======== Data supplied

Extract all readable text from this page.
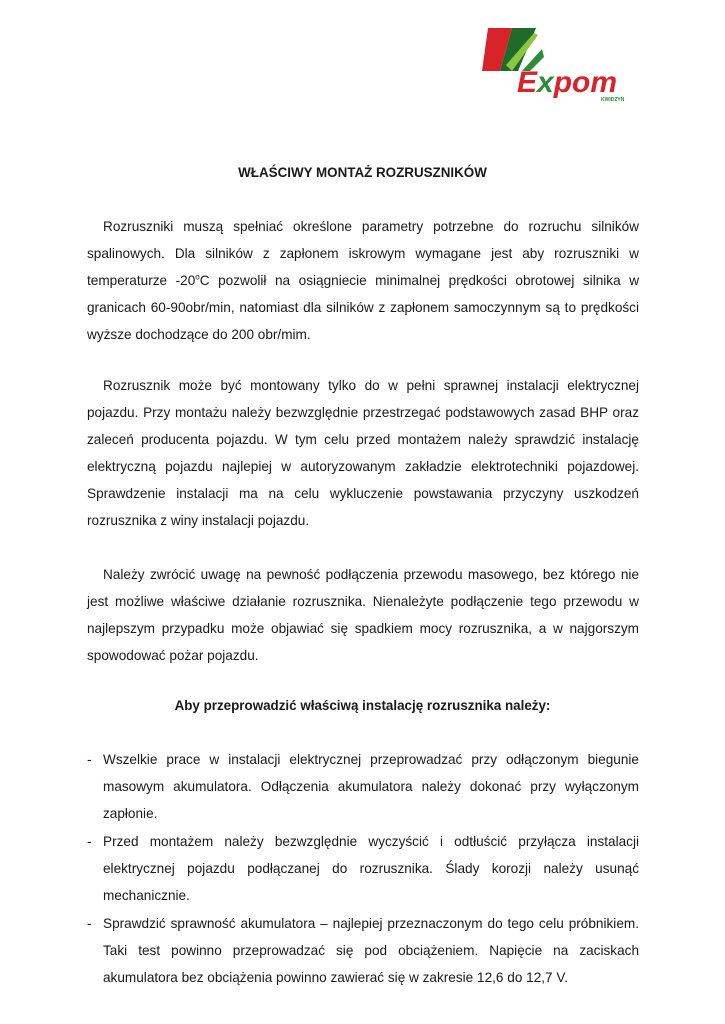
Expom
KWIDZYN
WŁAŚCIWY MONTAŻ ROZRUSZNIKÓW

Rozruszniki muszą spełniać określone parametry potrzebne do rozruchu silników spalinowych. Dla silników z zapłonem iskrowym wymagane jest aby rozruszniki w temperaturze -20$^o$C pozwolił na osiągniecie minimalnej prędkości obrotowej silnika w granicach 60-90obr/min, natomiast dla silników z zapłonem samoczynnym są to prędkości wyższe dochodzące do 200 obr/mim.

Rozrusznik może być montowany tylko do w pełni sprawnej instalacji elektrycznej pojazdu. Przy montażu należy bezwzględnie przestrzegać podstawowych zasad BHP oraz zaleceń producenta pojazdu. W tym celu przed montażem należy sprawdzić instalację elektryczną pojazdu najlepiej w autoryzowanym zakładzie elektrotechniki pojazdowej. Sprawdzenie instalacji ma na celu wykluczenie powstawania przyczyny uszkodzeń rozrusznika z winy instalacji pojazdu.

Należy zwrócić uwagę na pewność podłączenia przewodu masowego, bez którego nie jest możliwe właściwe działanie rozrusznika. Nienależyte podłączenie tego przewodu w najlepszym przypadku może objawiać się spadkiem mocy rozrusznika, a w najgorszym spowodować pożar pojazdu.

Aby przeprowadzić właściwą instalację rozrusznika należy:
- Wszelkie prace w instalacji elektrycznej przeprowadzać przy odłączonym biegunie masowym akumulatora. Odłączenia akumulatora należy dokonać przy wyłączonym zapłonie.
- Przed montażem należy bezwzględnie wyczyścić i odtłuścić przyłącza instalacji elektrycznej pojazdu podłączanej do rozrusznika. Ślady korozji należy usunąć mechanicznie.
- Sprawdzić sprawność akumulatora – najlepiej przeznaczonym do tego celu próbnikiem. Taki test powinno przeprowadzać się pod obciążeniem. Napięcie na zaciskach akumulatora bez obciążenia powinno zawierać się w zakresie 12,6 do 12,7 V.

================
======== Data supplied

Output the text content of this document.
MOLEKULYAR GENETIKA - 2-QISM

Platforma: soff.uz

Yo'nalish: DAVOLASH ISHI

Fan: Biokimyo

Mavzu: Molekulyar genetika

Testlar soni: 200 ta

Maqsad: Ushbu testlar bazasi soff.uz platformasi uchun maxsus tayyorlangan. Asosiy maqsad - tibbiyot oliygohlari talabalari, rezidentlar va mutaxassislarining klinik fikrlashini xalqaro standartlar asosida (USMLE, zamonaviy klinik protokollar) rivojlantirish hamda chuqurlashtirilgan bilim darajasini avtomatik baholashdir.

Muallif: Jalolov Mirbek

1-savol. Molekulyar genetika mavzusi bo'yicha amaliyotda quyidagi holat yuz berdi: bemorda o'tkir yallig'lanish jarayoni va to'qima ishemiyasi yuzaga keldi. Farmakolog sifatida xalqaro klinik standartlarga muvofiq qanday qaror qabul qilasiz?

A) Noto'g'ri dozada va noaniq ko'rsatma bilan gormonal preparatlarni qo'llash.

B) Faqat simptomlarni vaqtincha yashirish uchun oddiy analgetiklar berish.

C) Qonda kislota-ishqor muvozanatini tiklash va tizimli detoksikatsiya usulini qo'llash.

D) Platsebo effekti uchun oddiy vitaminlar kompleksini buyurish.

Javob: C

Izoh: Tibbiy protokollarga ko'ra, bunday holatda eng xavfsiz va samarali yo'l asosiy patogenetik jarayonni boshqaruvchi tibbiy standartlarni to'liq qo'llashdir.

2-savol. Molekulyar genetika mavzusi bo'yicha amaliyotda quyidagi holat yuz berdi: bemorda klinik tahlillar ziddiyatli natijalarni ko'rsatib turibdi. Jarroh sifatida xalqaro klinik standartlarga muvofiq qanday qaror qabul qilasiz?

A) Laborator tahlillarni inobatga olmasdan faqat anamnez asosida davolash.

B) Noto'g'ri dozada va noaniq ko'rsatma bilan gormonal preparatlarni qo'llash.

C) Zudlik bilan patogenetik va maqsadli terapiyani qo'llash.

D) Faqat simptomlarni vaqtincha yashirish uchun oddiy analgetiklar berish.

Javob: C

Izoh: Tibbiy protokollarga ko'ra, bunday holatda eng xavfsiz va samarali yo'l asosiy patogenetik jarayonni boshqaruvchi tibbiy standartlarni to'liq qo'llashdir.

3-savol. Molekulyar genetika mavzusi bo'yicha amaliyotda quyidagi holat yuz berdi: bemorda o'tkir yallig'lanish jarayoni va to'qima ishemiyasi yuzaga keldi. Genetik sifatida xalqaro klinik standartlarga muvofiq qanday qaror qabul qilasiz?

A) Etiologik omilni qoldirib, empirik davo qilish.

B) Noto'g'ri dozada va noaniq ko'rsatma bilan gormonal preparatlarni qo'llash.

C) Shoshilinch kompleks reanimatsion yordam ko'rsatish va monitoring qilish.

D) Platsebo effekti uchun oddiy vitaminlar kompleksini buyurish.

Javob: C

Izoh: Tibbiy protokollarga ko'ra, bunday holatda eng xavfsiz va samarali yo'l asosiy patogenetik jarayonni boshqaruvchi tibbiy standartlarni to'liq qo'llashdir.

================

*Stated problem*. Using the data above, copy each line that contains "yallig".

*Exercise solution*.
1-savol. Molekulyar genetika mavzusi bo'yicha amaliyotda quyidagi holat yuz berdi: bemorda o'tkir yallig'lanish jarayoni va to'qima ishemiyasi yuzaga keldi. Farmakolog sifatida xalqaro klinik standartlarga muvofiq qanday qaror qabul qilasiz?
3-savol. Molekulyar genetika mavzusi bo'yicha amaliyotda quyidagi holat yuz berdi: bemorda o'tkir yallig'lanish jarayoni va to'qima ishemiyasi yuzaga keldi. Genetik sifatida xalqaro klinik standartlarga muvofiq qanday qaror qabul qilasiz?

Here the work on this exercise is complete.